[START]

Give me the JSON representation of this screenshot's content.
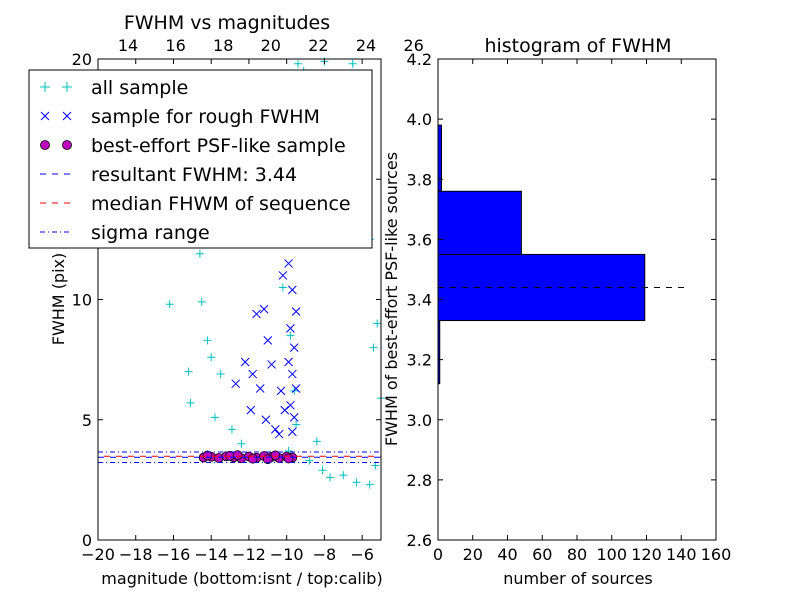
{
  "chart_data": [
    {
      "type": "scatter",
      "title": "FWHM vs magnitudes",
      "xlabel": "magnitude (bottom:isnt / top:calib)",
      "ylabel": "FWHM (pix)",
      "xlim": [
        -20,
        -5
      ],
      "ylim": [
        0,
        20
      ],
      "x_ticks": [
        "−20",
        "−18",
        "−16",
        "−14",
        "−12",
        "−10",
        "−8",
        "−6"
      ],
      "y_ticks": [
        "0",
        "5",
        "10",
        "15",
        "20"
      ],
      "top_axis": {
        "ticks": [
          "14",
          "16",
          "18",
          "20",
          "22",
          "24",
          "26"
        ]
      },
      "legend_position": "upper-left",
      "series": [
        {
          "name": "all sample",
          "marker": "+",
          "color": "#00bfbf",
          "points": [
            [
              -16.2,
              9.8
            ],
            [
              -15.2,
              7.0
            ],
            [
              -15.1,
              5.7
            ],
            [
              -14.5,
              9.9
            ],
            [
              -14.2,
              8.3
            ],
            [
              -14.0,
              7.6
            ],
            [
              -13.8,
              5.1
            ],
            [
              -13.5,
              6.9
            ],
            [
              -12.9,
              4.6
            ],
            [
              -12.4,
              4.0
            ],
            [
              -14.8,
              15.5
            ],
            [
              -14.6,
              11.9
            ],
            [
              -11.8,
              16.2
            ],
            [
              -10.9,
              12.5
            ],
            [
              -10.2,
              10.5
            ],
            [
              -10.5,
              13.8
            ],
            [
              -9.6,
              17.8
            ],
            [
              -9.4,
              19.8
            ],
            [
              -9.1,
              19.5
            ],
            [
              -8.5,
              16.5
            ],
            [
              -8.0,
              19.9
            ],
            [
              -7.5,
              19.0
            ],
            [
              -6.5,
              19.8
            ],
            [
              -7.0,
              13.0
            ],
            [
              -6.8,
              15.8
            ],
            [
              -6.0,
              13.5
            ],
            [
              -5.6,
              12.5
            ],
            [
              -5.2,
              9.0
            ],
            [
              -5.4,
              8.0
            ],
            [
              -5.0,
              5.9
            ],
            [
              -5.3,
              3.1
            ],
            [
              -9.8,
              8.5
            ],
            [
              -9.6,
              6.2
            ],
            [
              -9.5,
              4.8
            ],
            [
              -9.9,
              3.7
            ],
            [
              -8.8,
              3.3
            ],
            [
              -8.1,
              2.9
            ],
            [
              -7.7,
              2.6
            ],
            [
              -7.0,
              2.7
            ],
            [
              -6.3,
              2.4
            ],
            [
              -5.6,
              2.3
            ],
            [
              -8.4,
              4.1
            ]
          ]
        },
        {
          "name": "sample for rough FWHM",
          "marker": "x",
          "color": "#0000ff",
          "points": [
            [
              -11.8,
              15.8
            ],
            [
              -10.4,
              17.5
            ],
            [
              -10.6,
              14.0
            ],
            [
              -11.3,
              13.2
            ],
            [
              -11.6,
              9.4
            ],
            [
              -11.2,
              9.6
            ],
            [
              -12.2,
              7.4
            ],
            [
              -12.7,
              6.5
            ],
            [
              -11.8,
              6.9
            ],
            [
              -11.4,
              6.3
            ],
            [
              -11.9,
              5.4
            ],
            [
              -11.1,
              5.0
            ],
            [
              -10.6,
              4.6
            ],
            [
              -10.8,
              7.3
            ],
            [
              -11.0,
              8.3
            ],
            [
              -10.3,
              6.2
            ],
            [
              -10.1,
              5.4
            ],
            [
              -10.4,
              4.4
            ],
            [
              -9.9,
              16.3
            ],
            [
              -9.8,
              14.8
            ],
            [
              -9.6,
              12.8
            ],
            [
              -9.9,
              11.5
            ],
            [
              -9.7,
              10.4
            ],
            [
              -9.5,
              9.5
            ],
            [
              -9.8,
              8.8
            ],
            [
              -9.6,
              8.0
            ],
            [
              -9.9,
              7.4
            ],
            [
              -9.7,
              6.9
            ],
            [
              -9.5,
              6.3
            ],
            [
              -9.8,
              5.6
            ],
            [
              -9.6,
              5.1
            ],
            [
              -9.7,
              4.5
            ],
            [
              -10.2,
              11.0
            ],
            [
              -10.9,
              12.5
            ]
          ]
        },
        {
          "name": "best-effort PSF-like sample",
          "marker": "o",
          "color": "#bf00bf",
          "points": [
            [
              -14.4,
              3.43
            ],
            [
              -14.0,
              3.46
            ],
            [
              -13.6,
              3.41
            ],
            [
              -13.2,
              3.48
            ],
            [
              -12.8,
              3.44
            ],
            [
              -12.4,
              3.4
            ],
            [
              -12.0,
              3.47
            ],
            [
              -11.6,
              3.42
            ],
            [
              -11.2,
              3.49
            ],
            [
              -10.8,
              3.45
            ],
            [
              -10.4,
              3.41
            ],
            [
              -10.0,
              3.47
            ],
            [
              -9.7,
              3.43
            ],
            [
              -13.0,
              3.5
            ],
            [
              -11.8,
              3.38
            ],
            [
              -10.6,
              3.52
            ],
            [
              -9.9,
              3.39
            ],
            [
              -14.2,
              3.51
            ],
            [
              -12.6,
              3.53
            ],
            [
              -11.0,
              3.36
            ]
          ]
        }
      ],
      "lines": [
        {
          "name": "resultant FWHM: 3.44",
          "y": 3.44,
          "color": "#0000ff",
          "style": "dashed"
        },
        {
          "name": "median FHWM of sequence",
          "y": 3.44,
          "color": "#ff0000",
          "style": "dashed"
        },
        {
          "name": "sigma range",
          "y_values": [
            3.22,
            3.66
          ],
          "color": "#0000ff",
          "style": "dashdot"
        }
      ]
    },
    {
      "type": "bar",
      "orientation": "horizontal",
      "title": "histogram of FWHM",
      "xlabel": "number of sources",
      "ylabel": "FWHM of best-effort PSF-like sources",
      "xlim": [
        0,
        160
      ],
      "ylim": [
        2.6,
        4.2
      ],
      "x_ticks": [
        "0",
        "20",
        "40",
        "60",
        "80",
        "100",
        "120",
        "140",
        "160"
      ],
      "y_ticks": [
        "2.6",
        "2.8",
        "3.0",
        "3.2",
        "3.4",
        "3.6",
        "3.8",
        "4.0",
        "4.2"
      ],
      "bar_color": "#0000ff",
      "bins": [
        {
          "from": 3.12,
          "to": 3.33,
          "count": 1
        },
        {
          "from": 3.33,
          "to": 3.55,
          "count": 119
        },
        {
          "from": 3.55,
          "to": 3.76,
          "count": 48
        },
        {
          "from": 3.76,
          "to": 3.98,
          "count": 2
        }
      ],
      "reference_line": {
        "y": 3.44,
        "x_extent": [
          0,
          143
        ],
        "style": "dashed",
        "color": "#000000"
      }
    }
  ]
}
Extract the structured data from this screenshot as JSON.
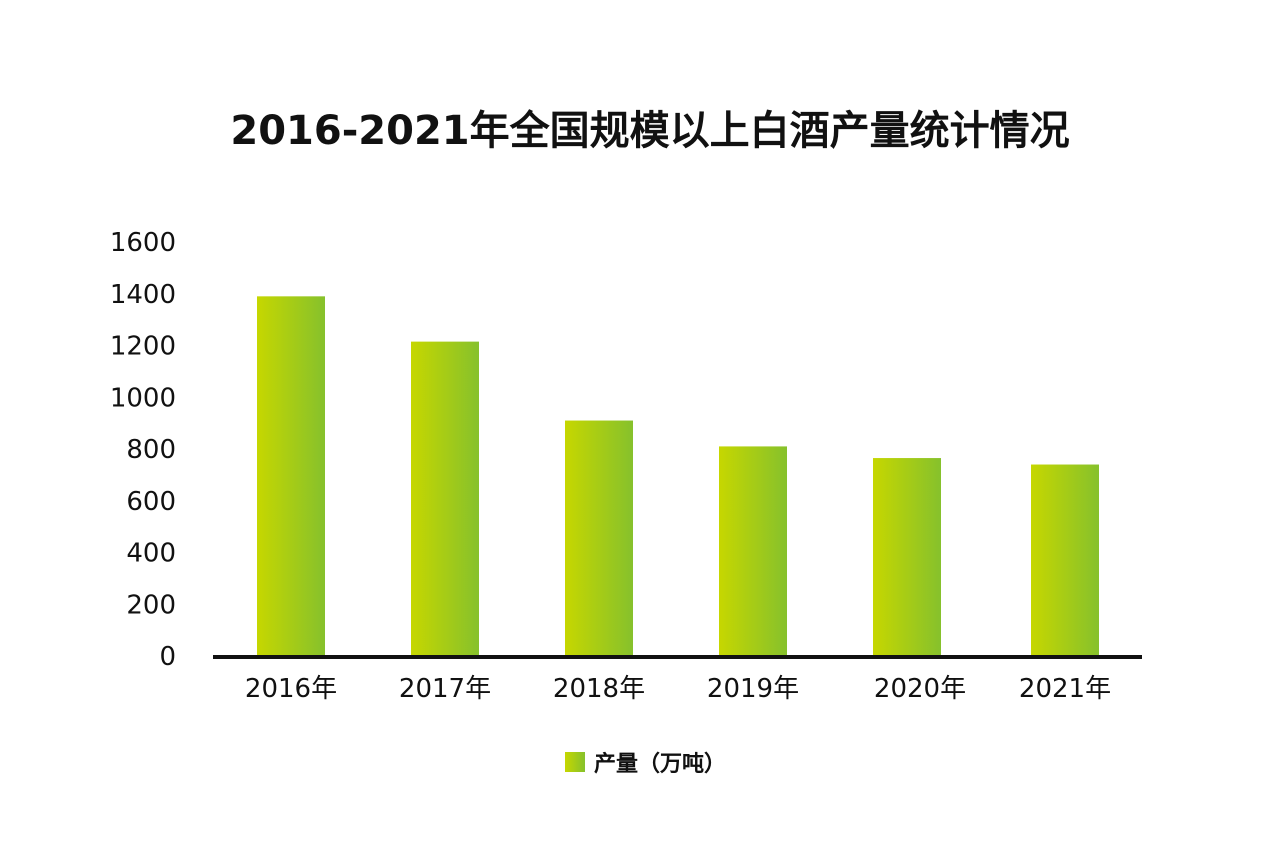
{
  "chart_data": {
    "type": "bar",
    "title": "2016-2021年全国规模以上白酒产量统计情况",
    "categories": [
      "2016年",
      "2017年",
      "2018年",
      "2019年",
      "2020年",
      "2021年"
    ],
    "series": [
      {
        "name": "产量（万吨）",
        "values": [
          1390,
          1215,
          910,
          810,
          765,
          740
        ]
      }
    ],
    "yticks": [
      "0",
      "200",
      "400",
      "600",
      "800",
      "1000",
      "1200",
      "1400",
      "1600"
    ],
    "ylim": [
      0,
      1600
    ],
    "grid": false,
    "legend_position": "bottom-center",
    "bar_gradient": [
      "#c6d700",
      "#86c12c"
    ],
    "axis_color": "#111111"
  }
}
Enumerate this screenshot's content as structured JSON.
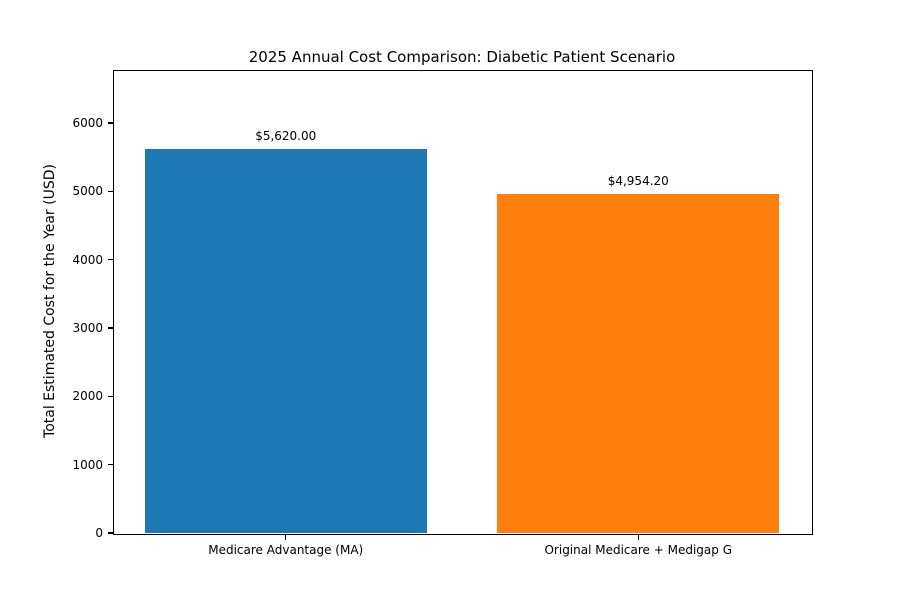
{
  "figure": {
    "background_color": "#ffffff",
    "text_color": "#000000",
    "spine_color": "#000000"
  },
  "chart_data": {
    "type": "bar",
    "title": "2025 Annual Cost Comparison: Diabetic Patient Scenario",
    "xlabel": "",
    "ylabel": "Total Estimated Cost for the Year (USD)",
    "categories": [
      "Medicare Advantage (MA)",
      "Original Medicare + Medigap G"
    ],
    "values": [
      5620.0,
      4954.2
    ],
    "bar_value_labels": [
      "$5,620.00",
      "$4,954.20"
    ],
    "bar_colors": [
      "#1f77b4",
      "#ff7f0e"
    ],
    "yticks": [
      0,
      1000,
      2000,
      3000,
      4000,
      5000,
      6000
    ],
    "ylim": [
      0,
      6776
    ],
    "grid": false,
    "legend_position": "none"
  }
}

[END]

(Do this) Gather each line from the entries above that includes the word "xlabel".

(Expected answer)
      "xlabel": "magnitude (bottom:isnt / top:calib)",
      "xlabel": "number of sources",
    "xlabel": "",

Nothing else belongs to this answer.